[Begin]

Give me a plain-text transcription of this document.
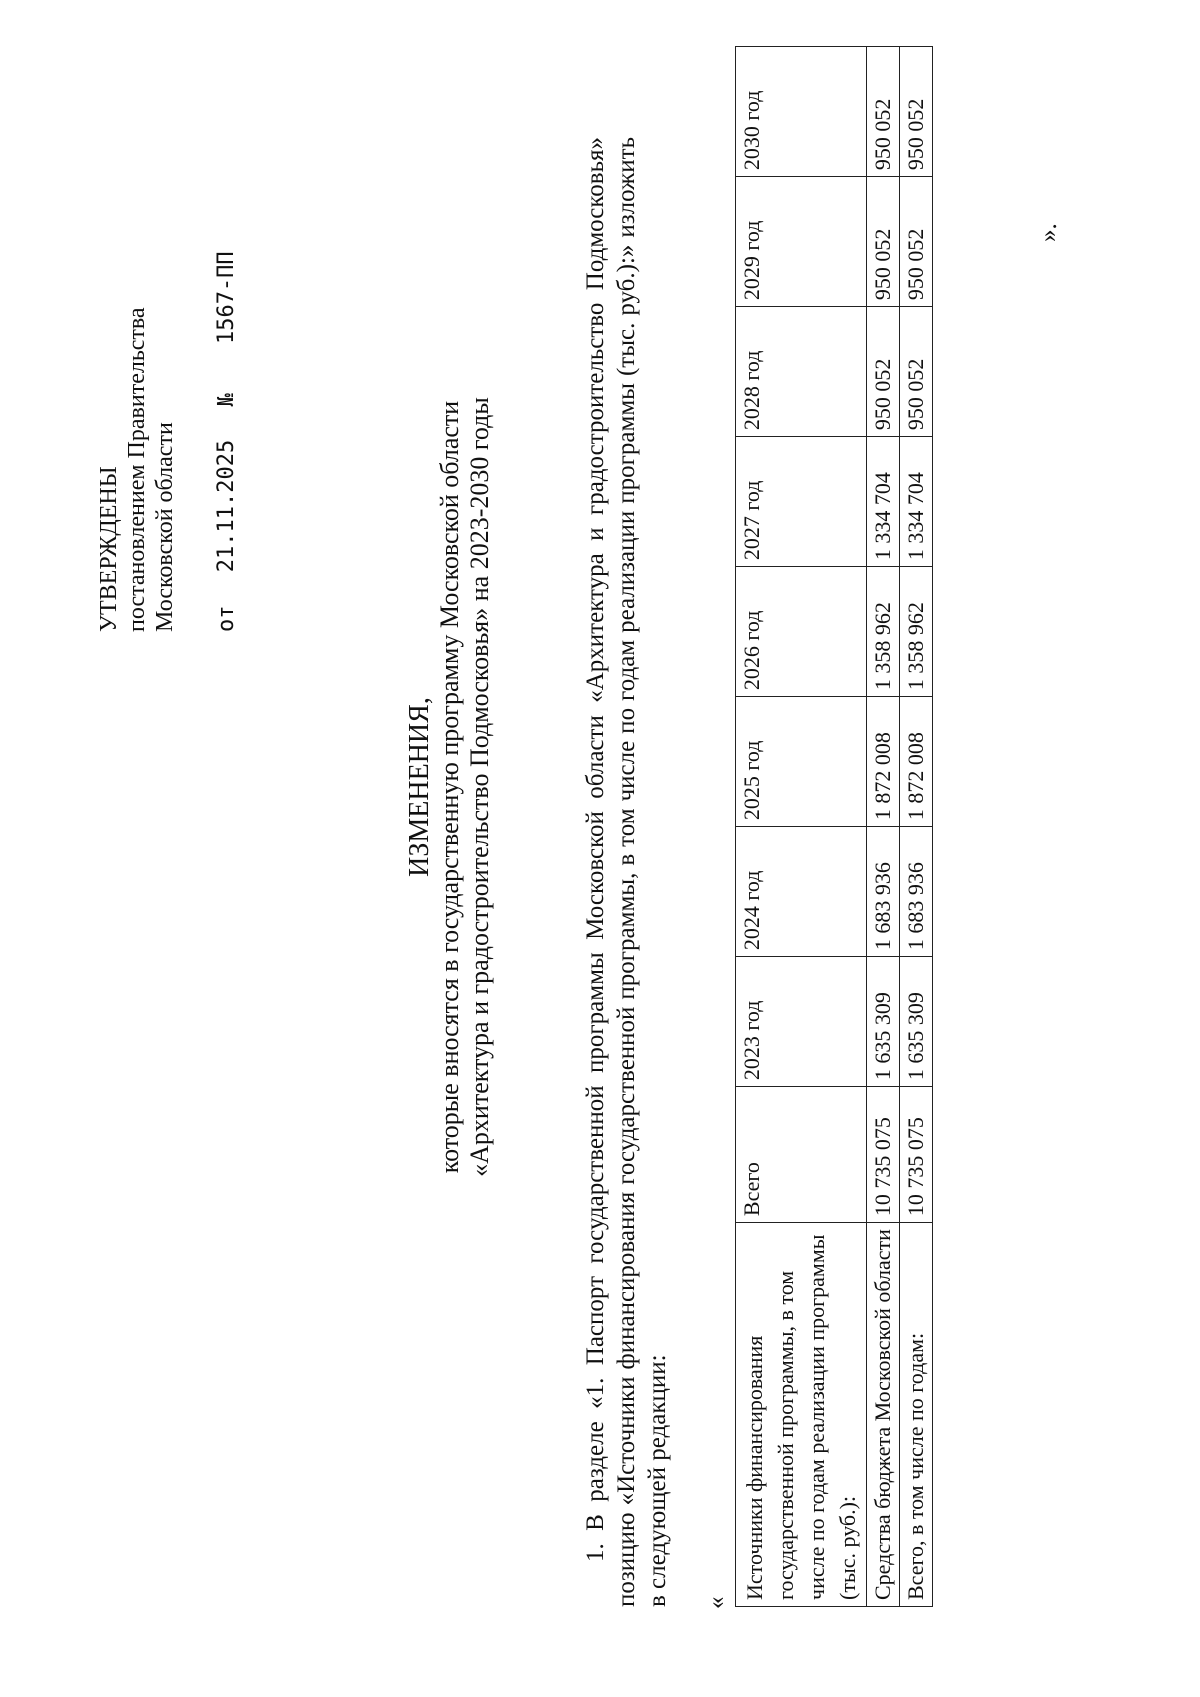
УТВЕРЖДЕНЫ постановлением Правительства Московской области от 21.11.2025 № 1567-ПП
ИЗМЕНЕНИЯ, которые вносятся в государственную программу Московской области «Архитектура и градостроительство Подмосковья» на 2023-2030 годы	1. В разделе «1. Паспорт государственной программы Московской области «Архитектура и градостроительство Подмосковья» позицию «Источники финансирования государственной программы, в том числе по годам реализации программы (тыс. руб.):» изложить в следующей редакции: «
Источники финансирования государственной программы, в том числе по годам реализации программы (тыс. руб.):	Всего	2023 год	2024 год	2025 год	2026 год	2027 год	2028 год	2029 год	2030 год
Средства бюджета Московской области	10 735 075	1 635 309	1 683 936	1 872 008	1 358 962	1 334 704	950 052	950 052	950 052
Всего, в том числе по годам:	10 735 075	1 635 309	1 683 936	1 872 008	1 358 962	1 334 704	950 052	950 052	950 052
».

[End]
[Begin]

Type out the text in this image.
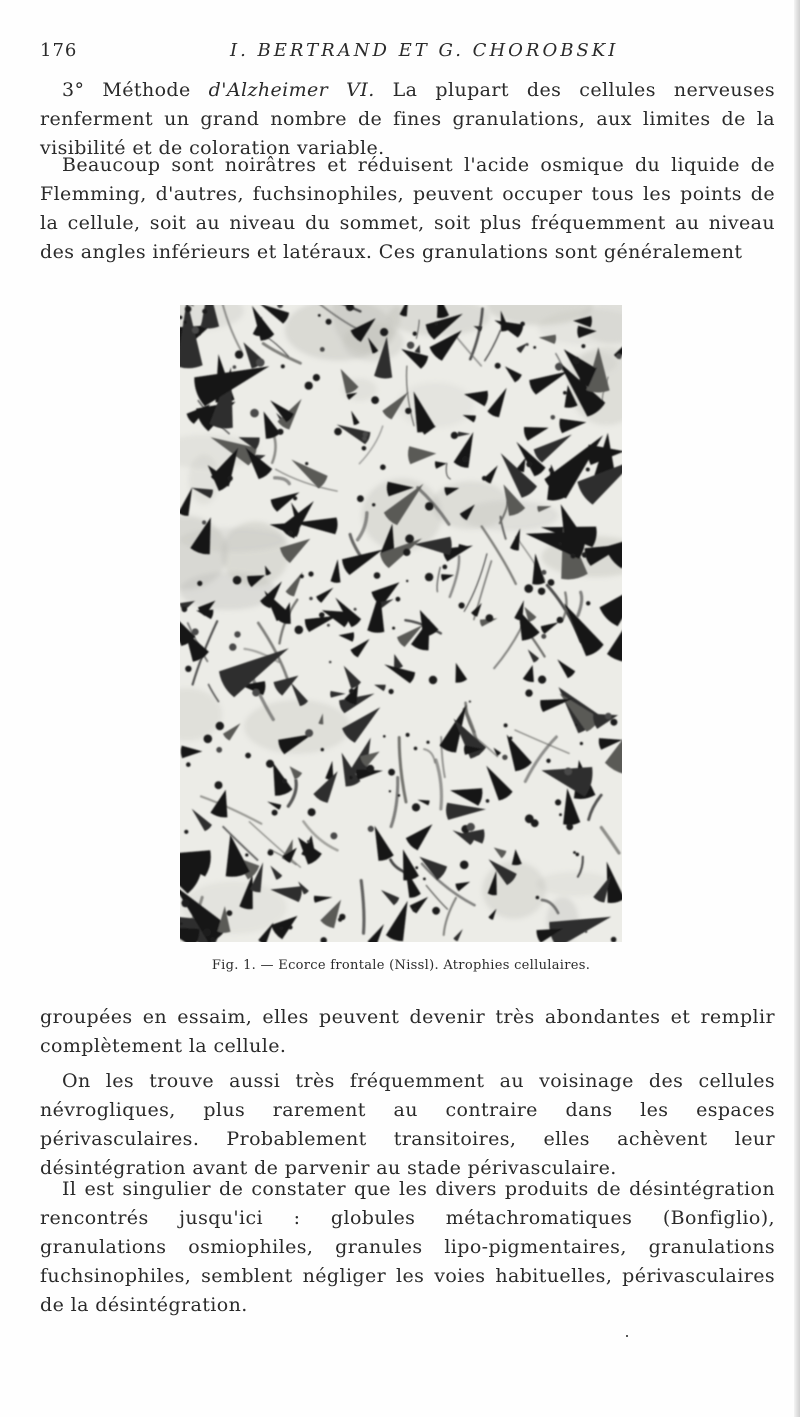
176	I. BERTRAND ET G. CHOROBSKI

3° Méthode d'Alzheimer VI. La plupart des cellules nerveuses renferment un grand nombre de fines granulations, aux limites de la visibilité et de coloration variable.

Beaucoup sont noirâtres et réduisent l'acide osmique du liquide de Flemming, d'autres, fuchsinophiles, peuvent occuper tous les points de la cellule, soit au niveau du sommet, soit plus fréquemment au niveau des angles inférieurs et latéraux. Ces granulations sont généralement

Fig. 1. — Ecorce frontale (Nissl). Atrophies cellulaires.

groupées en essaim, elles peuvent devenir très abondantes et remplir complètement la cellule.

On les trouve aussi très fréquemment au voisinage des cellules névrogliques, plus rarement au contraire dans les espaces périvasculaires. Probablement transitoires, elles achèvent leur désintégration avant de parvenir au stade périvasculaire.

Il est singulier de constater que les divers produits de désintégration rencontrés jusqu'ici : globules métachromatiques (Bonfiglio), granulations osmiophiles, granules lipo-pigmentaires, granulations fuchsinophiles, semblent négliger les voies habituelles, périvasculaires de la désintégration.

[End]
[Begin]

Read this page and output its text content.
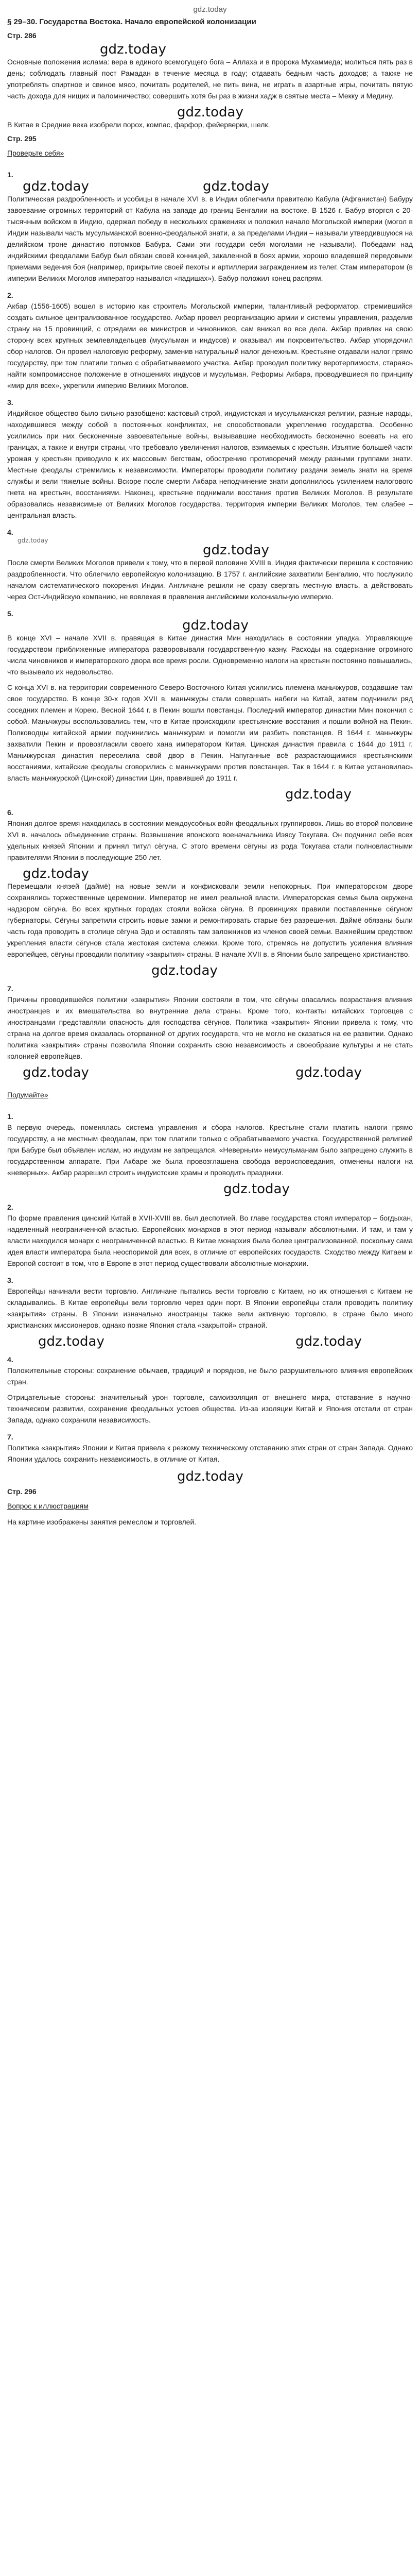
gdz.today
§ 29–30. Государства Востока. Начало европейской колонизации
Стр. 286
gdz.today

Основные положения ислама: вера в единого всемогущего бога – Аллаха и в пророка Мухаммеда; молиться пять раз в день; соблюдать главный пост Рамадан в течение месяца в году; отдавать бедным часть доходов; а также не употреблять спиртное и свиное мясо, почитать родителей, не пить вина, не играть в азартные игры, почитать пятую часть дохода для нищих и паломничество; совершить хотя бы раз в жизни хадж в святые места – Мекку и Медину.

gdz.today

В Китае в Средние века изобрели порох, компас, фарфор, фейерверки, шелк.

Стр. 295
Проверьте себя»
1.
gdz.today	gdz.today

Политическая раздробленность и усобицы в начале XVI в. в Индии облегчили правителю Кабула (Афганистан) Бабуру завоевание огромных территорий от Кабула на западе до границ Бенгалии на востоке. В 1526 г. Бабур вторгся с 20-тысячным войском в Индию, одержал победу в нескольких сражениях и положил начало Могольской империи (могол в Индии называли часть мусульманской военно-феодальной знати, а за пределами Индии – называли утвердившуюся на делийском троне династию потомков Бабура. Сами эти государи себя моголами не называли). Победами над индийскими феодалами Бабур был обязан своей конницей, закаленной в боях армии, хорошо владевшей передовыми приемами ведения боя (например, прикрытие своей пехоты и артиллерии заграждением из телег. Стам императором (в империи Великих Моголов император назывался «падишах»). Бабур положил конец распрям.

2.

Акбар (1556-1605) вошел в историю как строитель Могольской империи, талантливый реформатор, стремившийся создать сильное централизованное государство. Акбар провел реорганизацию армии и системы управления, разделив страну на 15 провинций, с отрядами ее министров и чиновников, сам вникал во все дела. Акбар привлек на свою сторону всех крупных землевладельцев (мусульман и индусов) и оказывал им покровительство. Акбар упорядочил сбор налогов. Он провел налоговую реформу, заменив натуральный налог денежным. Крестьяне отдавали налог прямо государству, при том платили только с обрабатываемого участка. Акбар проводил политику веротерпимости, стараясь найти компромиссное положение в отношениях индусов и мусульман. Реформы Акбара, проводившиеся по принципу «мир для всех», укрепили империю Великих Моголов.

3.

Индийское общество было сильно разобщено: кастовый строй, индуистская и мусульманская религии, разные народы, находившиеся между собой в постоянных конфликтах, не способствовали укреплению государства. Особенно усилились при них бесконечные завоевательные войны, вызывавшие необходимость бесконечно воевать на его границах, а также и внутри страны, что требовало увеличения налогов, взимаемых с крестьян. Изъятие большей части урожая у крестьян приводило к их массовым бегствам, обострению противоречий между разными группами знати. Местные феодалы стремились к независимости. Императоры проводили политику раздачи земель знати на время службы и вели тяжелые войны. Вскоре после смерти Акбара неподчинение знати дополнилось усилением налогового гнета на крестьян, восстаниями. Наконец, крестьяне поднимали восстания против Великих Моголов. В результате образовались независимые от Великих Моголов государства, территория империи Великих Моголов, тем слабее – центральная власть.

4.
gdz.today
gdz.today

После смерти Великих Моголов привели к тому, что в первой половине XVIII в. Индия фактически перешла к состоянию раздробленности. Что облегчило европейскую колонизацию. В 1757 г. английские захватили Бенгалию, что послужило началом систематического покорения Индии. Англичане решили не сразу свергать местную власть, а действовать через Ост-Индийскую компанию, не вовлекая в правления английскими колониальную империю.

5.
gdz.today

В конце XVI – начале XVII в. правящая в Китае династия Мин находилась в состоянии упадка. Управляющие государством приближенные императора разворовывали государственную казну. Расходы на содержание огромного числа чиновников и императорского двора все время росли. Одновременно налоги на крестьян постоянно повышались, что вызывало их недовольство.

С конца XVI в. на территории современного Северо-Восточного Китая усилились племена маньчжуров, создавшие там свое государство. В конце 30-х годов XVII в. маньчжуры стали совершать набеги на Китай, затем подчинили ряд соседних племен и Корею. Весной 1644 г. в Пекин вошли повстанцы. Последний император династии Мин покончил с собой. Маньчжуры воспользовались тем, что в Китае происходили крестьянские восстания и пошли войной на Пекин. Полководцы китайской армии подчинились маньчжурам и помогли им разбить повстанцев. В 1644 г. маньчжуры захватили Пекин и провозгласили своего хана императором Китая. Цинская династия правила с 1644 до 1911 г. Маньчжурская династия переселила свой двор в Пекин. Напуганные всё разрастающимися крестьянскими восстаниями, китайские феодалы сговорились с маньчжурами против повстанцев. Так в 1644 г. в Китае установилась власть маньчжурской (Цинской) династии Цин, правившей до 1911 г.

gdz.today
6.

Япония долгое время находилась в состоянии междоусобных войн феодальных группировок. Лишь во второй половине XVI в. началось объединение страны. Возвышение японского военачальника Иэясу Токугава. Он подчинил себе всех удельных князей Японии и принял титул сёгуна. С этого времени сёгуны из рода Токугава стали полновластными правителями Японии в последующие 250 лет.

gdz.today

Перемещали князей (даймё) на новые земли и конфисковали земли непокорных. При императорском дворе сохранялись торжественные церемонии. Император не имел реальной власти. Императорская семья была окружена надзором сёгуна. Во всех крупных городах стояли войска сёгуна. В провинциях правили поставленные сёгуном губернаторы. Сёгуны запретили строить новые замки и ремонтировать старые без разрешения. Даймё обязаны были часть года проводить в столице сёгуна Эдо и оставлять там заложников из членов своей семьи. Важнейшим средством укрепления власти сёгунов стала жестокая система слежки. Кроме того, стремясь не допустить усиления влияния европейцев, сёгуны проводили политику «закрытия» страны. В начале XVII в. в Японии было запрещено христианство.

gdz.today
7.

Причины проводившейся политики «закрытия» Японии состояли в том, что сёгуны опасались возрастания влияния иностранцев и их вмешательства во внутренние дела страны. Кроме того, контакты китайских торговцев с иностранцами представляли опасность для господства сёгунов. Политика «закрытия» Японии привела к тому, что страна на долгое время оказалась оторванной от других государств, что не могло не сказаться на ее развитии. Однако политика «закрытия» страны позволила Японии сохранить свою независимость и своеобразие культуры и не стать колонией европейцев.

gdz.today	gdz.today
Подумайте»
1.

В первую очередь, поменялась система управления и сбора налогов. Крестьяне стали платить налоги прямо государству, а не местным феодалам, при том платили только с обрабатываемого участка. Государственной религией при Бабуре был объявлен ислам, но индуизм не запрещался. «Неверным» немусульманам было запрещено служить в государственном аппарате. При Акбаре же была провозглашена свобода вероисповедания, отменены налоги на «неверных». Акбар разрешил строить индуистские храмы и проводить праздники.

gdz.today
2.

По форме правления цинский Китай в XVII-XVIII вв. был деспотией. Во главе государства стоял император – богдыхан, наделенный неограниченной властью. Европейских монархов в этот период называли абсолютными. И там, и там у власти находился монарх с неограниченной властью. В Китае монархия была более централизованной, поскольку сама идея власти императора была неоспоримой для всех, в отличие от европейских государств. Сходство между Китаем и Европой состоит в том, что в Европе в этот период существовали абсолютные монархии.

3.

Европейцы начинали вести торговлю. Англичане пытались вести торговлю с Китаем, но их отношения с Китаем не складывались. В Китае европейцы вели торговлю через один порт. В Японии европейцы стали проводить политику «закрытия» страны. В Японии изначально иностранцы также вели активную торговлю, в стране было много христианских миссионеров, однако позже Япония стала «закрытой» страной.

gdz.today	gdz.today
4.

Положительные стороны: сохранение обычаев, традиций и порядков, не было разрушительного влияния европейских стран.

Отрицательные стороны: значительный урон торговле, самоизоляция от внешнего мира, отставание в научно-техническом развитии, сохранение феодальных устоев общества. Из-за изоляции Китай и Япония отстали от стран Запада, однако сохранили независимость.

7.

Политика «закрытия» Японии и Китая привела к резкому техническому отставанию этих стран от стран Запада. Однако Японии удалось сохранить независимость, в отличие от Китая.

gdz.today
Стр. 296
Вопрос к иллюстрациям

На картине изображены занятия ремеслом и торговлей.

[End]

◆ SHORT TASK:
Copy every line of the listing containing the string "text".

◆ SOLVED EXERCISE:
Give me a plain-text transcription of this document.
Type out the text in this image.
Read this page and output its text content.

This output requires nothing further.